> [Problem to solve]:
Read the entries below and pull out each line with the string "title".

------ Input records

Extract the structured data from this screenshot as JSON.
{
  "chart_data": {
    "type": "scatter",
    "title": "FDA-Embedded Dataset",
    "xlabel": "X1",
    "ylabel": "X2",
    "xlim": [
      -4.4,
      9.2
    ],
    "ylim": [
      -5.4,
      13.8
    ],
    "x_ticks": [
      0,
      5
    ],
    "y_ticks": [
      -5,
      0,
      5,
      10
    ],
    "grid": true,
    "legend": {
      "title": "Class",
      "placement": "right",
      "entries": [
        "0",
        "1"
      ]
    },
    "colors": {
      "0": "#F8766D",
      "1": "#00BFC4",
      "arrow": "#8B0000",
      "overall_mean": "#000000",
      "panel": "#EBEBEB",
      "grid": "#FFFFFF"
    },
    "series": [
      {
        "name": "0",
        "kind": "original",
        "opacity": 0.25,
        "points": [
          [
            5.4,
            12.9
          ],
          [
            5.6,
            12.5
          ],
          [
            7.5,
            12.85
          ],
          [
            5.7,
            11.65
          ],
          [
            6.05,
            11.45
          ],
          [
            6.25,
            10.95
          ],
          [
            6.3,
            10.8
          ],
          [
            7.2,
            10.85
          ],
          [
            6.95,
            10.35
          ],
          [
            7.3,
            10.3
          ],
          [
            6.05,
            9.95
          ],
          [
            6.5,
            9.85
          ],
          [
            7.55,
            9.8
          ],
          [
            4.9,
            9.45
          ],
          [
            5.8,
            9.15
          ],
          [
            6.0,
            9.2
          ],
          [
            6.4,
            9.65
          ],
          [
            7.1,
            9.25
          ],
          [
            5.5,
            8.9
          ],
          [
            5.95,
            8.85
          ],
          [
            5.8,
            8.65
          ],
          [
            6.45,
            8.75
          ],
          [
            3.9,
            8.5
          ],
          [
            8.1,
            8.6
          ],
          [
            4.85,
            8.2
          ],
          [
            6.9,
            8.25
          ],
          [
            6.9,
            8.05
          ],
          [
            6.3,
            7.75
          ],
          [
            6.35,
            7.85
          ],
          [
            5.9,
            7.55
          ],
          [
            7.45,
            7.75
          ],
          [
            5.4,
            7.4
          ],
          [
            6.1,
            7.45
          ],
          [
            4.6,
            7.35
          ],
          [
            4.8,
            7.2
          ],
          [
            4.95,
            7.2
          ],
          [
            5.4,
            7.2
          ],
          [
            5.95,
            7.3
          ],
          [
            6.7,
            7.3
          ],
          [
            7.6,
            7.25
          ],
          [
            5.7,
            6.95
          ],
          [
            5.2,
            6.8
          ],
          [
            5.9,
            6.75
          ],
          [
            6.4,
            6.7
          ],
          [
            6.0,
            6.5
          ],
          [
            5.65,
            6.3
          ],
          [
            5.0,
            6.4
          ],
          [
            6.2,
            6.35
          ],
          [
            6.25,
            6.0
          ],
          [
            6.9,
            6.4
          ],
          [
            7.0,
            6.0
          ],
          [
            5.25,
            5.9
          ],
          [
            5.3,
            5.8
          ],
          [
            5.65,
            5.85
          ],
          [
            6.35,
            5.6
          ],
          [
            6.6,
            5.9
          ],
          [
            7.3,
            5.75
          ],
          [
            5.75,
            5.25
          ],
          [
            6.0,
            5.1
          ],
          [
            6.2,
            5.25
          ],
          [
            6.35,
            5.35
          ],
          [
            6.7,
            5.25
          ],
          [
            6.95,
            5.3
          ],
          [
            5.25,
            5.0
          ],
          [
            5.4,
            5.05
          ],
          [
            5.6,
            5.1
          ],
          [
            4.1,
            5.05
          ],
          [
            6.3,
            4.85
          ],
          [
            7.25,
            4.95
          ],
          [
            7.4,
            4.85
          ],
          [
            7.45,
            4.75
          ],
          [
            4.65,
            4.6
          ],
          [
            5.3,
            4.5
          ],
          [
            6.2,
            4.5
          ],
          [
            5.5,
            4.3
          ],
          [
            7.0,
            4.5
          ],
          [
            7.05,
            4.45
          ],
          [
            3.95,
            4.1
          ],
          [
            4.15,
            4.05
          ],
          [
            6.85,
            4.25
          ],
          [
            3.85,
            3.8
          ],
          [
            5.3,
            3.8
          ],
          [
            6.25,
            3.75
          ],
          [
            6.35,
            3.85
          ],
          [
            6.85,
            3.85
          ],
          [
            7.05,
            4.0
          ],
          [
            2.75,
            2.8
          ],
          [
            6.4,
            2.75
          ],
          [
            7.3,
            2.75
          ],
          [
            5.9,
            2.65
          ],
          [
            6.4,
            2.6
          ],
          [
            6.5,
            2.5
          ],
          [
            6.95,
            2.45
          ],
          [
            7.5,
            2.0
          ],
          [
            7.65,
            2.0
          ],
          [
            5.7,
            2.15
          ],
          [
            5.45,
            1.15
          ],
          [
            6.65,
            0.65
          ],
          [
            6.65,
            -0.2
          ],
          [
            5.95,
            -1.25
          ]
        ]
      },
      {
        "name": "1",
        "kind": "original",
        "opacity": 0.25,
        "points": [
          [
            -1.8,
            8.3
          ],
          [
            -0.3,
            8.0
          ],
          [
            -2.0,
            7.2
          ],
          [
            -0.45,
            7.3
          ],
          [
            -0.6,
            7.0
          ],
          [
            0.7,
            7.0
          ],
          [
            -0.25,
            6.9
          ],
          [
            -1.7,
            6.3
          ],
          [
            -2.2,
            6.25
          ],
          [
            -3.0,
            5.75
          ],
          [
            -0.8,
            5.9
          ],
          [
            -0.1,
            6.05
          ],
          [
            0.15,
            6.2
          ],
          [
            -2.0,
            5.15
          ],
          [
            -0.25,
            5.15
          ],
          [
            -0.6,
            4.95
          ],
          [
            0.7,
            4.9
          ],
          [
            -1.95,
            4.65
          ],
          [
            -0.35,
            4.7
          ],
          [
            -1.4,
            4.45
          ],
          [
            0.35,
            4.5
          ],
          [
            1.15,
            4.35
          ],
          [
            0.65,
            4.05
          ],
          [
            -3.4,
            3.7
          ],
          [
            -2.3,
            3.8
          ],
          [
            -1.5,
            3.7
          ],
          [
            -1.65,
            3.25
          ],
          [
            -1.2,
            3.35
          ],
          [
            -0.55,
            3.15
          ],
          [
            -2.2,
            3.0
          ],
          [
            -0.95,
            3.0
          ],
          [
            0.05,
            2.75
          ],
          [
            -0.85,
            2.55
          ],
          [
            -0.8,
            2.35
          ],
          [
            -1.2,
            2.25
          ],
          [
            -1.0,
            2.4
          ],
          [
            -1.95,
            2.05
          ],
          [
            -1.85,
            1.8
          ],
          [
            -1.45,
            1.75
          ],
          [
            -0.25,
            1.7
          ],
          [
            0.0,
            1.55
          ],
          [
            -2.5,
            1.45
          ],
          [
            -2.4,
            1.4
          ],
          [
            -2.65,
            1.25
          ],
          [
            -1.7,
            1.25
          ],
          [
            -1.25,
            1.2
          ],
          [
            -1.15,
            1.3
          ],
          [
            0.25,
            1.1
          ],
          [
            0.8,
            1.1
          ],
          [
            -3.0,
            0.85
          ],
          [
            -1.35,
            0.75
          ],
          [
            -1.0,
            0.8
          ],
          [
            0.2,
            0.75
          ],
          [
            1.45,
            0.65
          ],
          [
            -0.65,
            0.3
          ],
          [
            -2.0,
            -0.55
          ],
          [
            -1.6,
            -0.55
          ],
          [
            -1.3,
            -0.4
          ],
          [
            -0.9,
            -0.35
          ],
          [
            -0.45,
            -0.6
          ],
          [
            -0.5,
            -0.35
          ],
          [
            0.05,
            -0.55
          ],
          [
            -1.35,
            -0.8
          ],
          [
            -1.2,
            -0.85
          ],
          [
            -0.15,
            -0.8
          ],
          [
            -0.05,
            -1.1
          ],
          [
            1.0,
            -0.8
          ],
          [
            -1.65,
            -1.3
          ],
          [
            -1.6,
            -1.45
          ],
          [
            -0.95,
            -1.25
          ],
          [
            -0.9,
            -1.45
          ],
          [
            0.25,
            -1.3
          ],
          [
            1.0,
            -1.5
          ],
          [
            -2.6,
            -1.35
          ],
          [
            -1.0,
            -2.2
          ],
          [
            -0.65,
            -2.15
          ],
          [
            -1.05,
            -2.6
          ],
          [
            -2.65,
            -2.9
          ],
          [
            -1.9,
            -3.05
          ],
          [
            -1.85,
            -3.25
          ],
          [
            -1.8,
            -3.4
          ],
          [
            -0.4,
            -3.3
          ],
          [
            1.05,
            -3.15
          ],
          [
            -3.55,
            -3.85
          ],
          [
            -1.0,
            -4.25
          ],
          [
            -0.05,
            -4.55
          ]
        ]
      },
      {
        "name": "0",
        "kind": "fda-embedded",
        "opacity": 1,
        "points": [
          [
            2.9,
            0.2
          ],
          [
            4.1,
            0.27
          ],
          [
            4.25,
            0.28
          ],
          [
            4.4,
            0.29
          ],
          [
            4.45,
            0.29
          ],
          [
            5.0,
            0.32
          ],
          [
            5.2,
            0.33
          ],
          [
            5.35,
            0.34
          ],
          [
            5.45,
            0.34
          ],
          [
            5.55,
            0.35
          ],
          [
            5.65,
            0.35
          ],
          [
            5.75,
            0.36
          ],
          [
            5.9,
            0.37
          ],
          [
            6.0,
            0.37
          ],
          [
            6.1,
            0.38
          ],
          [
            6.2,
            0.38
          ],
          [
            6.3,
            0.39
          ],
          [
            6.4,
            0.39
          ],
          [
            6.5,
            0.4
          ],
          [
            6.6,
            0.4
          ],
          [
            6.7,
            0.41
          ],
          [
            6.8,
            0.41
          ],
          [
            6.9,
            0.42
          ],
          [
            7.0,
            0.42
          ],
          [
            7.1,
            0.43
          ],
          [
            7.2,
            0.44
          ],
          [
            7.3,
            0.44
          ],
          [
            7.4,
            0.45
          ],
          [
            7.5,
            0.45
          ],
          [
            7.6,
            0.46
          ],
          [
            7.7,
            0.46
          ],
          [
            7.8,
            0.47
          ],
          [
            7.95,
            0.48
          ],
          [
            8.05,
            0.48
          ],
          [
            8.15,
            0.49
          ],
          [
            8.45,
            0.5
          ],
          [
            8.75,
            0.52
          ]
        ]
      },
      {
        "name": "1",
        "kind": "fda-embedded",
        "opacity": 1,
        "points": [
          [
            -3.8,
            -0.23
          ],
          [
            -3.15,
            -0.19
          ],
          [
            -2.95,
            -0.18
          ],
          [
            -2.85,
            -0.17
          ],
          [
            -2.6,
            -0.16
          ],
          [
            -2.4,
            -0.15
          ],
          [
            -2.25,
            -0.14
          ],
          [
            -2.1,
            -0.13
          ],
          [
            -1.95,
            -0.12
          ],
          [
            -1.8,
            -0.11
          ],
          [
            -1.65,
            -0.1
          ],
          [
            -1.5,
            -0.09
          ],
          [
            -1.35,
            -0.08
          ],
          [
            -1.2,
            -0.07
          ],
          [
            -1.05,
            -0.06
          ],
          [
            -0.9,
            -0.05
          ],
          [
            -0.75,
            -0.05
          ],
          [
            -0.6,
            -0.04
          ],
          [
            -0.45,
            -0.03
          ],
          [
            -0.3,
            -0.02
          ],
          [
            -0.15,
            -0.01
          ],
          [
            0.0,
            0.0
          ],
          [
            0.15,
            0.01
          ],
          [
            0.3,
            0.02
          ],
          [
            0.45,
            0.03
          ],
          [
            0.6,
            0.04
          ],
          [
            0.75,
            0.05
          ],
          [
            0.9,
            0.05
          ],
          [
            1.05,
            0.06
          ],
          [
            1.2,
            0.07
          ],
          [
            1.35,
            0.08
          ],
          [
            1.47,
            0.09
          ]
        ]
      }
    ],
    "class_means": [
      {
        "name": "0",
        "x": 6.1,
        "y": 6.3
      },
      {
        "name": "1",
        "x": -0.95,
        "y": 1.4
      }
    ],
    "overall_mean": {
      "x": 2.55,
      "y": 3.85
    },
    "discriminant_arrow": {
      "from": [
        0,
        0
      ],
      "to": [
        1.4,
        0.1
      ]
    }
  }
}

------------

> [Response below]:
    "title": "FDA-Embedded Dataset",
      "title": "Class",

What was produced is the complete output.